> ENTRIES SUPPLIED
☆ ☆ ☆ ☆
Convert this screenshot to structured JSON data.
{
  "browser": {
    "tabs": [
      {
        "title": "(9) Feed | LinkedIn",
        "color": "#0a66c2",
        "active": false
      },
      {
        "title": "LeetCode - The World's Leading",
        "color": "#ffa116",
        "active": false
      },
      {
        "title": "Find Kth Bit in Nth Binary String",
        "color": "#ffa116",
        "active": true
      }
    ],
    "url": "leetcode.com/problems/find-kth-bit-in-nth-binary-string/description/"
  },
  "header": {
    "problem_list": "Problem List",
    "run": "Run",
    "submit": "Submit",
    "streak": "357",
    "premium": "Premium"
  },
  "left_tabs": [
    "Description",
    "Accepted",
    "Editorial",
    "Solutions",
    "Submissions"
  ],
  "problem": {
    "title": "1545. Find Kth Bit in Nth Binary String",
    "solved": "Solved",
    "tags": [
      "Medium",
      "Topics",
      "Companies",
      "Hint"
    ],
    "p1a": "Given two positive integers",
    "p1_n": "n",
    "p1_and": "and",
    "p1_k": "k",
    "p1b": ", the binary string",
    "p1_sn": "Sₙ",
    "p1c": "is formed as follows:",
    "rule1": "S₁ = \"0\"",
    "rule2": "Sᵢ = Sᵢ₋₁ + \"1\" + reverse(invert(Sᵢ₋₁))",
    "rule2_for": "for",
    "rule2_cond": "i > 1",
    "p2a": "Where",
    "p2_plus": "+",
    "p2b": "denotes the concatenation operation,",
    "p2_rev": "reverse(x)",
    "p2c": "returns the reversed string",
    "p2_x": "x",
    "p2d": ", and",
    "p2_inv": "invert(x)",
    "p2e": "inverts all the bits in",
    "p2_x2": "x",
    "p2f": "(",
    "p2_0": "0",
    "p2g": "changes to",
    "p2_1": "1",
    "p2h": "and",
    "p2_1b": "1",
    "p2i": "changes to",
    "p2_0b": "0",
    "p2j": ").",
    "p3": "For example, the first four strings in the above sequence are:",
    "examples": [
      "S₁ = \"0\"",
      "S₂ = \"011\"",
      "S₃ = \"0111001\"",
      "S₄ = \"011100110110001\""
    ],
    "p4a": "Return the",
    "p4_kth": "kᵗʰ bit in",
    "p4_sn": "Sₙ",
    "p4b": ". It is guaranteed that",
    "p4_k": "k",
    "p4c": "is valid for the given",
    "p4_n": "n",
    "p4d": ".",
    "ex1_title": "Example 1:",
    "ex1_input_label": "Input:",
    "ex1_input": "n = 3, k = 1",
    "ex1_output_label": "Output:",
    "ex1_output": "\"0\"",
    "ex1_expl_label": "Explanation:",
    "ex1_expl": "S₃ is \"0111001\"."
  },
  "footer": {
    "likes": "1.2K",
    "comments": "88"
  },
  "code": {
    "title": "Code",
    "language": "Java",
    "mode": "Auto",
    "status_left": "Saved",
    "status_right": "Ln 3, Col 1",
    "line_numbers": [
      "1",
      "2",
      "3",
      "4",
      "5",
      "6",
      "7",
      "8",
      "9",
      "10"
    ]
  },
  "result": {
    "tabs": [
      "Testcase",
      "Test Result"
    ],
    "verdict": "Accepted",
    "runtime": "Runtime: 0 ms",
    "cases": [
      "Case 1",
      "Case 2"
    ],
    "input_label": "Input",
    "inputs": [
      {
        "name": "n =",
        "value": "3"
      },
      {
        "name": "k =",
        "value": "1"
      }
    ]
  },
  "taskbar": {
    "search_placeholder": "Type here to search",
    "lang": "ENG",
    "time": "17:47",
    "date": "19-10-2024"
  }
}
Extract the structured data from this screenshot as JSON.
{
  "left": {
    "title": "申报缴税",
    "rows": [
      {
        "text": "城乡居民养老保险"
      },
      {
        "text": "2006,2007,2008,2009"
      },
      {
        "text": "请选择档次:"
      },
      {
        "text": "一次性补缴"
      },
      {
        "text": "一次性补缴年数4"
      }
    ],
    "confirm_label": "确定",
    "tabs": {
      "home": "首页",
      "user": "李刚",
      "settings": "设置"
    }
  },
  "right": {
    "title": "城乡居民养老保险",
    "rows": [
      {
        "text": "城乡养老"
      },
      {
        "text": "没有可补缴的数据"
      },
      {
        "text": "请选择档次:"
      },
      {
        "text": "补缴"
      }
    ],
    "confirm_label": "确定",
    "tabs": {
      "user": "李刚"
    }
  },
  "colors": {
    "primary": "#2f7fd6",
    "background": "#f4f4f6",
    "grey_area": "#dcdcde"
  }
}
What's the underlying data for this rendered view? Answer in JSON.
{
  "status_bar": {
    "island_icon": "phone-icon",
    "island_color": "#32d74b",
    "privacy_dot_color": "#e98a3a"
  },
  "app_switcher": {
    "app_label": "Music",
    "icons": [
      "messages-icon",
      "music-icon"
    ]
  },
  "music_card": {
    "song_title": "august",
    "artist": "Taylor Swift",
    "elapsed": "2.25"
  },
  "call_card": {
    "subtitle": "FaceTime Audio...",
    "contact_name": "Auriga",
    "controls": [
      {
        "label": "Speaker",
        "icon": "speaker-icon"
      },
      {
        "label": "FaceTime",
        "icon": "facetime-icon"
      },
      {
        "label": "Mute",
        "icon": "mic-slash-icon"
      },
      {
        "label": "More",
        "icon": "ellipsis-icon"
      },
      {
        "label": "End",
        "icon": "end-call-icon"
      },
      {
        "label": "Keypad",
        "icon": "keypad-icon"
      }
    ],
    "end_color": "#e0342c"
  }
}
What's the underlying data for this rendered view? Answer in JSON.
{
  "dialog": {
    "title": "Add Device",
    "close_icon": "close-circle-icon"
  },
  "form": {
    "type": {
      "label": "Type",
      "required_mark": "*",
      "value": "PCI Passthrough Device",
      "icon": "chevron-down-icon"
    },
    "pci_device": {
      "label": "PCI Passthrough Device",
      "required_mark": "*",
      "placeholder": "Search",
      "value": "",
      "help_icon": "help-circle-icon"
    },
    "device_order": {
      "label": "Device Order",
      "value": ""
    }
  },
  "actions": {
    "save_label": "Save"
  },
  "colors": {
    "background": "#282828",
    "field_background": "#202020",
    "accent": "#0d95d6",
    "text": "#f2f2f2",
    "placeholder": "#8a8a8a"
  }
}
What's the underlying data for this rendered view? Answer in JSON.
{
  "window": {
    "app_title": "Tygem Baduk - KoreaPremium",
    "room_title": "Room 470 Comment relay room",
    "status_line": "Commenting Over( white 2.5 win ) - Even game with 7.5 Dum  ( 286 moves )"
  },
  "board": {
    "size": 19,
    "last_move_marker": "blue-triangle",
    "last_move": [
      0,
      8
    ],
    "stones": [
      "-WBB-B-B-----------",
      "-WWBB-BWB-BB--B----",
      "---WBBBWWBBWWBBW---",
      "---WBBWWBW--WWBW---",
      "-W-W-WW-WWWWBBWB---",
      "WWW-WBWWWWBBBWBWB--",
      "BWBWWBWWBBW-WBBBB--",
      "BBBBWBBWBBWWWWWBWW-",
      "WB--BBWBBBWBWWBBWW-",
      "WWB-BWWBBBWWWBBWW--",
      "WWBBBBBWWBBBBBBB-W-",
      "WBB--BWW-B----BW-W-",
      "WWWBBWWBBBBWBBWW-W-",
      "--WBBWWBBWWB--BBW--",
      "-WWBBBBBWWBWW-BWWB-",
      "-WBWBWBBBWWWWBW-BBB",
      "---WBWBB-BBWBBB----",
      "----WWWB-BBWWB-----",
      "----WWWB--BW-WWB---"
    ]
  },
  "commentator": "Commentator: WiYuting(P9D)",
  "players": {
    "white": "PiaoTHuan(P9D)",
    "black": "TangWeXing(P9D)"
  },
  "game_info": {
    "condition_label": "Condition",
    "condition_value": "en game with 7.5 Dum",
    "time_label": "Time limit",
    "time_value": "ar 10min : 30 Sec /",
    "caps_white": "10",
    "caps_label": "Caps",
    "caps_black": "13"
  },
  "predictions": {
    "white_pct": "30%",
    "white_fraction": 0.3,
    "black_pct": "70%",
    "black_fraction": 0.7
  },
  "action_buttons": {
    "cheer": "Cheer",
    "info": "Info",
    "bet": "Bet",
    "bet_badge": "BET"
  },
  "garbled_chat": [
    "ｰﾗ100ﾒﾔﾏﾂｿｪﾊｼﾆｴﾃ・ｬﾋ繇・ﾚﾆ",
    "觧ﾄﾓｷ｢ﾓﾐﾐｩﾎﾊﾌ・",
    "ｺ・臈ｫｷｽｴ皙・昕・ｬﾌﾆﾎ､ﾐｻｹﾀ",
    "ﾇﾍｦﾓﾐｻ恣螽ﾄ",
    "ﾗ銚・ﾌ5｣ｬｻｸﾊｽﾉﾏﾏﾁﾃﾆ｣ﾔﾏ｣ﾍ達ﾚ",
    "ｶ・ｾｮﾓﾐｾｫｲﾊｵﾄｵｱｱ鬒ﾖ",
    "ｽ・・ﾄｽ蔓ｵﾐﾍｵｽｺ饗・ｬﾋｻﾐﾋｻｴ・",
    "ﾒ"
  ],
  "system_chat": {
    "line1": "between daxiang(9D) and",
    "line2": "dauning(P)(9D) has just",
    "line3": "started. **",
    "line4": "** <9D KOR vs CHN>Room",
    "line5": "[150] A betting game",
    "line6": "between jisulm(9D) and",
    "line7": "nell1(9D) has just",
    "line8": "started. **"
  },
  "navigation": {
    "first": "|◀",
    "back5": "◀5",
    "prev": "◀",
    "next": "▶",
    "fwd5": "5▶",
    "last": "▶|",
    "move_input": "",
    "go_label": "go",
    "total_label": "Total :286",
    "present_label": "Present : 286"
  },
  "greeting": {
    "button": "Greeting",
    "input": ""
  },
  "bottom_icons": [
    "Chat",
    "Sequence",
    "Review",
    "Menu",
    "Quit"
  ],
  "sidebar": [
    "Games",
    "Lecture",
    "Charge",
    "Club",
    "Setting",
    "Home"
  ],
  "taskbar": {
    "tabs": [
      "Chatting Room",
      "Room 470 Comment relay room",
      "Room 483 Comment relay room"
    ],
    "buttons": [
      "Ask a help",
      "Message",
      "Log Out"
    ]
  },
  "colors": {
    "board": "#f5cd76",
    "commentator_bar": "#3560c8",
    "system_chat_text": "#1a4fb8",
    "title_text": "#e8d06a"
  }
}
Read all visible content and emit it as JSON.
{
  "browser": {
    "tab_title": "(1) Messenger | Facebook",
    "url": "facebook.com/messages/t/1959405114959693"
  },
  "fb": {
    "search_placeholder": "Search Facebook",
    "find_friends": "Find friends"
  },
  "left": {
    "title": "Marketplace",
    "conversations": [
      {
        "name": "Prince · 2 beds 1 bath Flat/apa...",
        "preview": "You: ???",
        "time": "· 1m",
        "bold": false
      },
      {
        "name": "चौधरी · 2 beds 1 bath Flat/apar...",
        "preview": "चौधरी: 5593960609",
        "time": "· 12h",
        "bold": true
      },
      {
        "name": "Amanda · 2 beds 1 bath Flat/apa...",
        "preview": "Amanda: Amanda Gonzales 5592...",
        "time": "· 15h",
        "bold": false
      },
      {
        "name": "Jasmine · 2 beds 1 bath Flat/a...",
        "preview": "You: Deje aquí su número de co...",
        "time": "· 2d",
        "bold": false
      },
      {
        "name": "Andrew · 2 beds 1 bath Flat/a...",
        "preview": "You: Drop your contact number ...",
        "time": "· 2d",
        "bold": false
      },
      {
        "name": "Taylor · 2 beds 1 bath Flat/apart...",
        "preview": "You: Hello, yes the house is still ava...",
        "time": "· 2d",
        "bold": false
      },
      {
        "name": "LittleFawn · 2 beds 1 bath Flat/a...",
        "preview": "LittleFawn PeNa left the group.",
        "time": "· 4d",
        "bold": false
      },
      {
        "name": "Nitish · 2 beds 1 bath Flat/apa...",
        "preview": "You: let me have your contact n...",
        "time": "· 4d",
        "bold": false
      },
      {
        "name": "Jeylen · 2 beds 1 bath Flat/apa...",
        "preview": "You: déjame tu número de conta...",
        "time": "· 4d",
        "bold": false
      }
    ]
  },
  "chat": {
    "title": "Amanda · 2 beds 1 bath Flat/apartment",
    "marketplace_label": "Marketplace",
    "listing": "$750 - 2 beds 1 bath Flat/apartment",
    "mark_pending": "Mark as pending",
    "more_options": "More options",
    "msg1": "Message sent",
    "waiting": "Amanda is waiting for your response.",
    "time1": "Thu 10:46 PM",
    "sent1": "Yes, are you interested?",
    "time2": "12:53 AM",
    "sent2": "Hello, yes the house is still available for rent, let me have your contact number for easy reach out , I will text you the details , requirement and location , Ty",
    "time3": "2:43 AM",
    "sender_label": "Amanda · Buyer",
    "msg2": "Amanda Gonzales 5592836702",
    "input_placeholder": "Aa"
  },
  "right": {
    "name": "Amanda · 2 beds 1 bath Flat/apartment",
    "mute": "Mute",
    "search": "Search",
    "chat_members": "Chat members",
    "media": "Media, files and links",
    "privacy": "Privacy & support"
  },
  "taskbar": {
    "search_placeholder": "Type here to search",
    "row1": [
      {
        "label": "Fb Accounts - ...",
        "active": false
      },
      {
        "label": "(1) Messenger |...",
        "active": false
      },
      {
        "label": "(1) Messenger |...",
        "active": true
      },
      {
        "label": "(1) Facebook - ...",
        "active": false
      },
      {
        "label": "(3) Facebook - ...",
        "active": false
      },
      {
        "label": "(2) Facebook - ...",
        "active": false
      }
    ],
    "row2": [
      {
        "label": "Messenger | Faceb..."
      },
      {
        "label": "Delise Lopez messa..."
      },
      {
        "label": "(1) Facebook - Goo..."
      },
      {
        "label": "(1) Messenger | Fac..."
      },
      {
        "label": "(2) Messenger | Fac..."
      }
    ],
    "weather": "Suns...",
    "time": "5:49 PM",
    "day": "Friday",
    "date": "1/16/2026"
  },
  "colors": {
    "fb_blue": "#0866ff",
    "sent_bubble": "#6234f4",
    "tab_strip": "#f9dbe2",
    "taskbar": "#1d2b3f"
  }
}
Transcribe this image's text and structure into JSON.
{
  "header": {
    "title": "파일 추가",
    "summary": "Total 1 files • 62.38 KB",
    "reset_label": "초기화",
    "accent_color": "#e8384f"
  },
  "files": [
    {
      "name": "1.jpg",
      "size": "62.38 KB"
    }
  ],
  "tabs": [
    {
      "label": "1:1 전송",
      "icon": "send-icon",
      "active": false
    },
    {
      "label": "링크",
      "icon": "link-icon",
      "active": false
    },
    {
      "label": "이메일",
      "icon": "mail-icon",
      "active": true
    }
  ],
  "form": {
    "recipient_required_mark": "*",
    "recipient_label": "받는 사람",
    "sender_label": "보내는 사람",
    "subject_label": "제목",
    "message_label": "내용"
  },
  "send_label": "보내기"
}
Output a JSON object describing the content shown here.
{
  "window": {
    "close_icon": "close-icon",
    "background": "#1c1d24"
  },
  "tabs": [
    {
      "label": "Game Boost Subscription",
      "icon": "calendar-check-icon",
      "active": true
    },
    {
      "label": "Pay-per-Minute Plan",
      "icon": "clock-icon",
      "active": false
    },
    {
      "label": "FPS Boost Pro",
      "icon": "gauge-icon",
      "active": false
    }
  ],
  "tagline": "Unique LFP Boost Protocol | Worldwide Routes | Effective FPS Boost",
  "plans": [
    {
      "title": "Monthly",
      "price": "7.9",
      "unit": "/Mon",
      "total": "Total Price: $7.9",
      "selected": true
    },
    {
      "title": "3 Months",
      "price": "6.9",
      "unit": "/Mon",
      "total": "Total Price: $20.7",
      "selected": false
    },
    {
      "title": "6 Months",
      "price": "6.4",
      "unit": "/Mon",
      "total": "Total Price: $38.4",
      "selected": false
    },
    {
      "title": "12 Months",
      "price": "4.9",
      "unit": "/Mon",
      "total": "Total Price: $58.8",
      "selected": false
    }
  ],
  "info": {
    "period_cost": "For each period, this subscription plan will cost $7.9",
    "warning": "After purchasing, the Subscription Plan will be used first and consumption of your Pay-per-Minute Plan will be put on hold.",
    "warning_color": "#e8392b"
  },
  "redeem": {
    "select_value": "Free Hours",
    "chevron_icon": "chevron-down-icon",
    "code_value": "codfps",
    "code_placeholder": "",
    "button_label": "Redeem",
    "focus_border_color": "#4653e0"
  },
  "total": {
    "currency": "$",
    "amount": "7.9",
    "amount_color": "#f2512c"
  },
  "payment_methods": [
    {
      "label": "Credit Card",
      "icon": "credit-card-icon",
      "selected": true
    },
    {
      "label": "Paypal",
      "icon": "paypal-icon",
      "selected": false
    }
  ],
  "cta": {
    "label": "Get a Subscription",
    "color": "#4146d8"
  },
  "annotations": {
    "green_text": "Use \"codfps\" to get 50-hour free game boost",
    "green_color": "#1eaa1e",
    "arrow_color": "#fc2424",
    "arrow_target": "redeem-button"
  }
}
☆ ☆ ☆ ☆
> WRITTEN PROBLEM
In the entries above, identify every line with the string "chevron".

> THE RESULT
      "icon": "chevron-down-icon"
    "chevron_icon": "chevron-down-icon",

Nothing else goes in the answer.